++++ Dataset content

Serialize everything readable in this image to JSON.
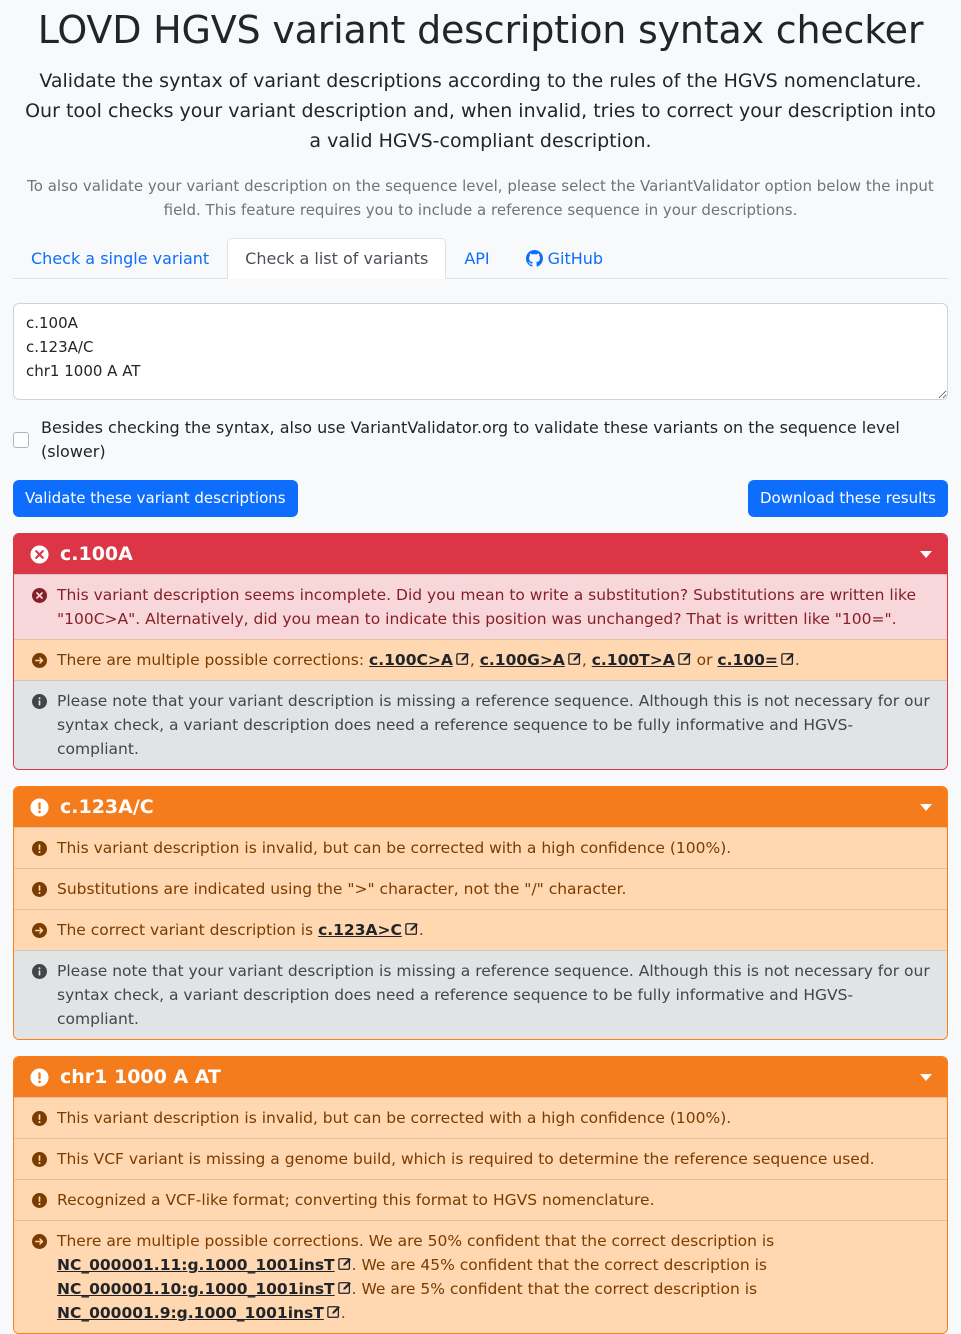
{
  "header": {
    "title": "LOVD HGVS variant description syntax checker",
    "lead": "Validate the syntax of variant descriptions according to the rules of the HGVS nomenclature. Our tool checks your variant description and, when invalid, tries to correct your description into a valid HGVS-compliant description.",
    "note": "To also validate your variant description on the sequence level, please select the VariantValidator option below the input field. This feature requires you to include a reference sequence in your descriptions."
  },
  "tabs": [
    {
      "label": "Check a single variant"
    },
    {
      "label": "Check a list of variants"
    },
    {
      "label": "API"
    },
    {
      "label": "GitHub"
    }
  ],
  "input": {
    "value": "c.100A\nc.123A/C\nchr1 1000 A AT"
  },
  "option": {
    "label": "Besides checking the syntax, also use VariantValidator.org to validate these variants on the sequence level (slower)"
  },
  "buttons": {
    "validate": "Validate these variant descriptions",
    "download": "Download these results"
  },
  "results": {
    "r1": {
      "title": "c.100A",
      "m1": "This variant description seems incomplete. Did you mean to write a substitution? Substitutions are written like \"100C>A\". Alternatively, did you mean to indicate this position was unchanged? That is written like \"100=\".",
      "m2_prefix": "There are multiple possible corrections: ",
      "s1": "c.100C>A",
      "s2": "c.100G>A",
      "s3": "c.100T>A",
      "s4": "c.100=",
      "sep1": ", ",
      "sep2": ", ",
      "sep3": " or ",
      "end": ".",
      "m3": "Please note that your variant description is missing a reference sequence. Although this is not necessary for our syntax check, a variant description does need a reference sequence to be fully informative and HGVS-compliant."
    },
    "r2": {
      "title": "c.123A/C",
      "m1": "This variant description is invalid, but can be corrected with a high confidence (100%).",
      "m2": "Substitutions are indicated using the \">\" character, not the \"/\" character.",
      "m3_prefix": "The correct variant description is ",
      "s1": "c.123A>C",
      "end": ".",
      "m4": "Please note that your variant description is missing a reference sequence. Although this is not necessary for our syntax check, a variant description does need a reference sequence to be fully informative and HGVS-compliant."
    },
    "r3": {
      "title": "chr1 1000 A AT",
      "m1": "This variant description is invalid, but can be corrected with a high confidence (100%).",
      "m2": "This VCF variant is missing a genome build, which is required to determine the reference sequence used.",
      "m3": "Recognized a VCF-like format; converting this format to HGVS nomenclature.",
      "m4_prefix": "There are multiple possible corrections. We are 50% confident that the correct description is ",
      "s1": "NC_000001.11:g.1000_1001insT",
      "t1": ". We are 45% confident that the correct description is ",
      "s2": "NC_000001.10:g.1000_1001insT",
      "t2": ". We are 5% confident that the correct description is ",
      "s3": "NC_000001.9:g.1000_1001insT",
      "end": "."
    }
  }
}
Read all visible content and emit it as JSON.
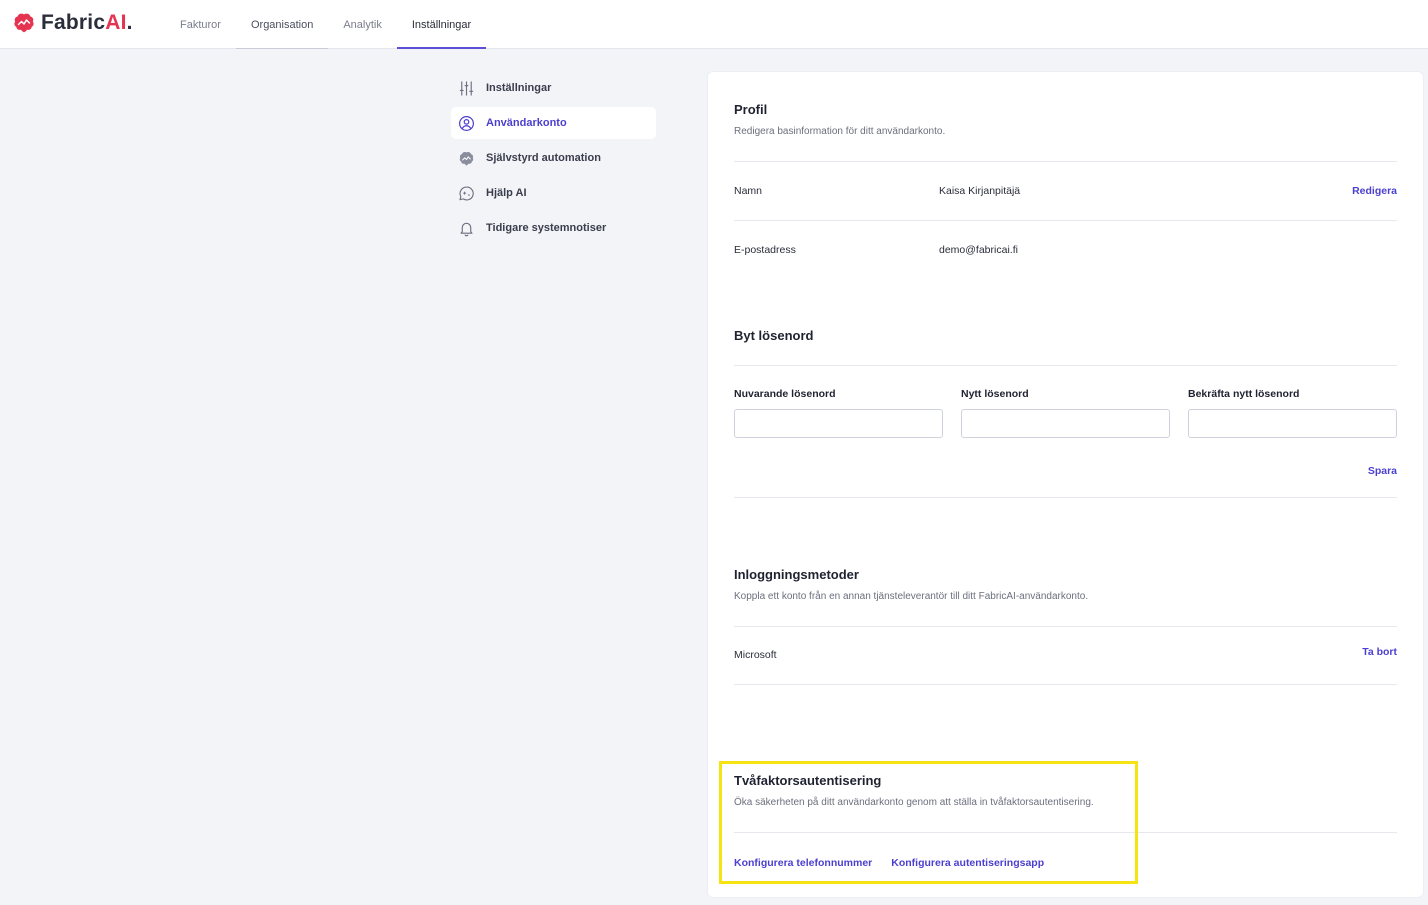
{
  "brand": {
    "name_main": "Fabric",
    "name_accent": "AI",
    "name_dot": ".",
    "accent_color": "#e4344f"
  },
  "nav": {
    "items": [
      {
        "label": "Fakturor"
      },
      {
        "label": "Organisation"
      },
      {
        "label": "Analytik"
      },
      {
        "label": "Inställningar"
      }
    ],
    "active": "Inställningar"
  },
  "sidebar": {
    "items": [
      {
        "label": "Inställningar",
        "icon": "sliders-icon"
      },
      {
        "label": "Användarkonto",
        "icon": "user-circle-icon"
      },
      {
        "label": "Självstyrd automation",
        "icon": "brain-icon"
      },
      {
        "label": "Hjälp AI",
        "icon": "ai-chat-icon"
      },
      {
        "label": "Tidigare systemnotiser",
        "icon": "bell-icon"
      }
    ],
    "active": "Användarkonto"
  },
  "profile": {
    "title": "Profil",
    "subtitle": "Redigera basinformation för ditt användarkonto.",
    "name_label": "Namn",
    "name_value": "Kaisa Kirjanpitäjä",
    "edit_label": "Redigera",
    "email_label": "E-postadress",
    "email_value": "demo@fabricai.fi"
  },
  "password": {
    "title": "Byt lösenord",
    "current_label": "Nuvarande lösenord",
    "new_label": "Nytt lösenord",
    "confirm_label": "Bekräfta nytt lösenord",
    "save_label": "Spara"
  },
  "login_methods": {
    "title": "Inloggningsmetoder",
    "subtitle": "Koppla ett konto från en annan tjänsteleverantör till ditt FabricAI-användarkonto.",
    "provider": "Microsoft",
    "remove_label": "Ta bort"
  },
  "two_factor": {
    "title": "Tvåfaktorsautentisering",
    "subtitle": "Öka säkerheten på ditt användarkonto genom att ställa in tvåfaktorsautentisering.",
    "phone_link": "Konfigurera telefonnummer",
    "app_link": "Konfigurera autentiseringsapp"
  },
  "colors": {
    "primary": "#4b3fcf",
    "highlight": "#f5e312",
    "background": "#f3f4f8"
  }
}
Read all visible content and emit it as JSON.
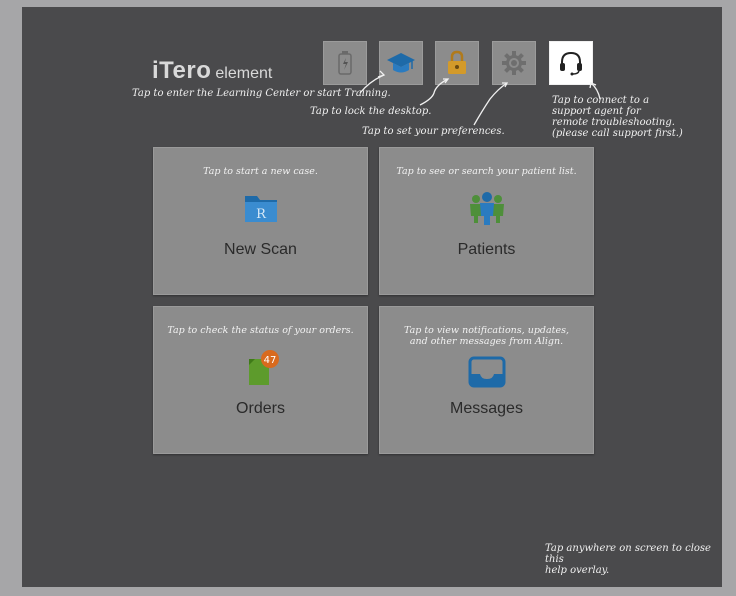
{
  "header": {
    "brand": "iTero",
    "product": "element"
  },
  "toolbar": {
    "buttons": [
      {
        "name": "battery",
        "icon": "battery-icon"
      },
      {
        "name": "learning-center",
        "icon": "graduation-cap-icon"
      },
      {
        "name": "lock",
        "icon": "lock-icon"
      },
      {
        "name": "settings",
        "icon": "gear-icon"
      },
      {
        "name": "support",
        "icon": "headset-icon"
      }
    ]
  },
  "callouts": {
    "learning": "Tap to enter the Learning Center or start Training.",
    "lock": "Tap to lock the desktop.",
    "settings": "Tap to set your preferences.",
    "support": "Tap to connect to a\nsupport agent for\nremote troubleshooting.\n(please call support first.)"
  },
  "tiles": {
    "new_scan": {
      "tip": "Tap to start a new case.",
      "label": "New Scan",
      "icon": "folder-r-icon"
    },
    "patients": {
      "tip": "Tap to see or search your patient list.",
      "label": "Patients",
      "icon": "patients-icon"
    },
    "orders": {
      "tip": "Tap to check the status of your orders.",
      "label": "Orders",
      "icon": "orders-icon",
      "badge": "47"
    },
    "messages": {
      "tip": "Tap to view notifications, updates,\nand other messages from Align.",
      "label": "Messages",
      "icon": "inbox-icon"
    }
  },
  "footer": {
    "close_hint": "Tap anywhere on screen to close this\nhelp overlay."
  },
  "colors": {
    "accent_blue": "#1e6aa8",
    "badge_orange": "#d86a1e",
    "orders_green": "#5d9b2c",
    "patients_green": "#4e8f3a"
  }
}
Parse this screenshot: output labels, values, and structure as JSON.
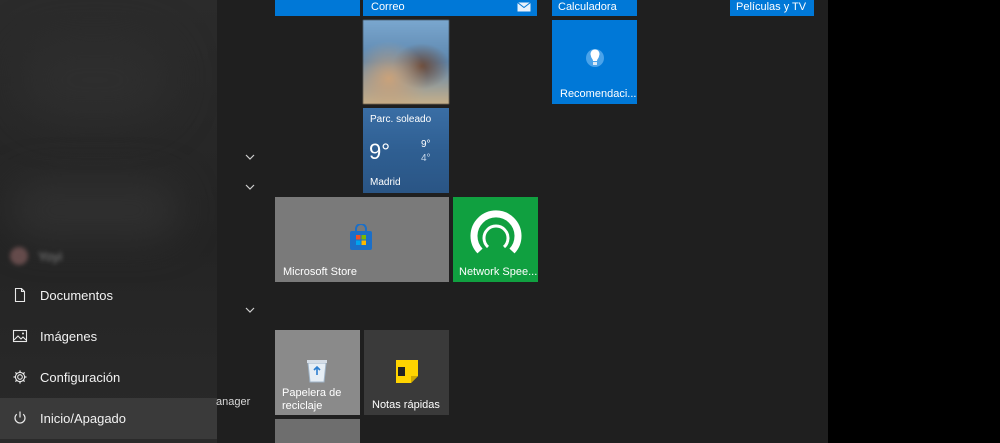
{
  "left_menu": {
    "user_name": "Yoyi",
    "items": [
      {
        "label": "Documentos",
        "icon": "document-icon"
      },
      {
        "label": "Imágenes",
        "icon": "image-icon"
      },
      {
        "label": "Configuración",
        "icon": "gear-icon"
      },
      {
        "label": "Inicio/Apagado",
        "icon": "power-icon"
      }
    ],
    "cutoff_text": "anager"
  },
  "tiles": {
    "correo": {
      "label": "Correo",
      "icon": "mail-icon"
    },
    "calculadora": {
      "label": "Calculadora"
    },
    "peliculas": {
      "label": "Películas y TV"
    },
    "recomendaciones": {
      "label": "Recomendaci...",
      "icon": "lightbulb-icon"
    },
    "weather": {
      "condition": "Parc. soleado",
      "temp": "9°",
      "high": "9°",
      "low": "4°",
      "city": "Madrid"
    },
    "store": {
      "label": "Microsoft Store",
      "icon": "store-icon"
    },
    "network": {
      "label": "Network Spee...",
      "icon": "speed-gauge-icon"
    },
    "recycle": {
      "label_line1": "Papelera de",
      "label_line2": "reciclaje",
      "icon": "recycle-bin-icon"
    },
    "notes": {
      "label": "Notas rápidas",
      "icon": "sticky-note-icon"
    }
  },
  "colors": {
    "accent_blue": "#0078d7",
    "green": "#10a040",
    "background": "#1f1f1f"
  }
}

++++++++

> What you have to do
The task calls for all lines in the entries that hold "compliant".

> Solution for this problem
    "lead": "Validate the syntax of variant descriptions according to the rules of the HGVS nomenclature. Our tool checks your variant description and, when invalid, tries to correct your description into a valid HGVS-compliant description.",
      "m3": "Please note that your variant description is missing a reference sequence. Although this is not necessary for our syntax check, a variant description does need a reference sequence to be fully informative and HGVS-compliant."
      "m4": "Please note that your variant description is missing a reference sequence. Although this is not necessary for our syntax check, a variant description does need a reference sequence to be fully informative and HGVS-compliant."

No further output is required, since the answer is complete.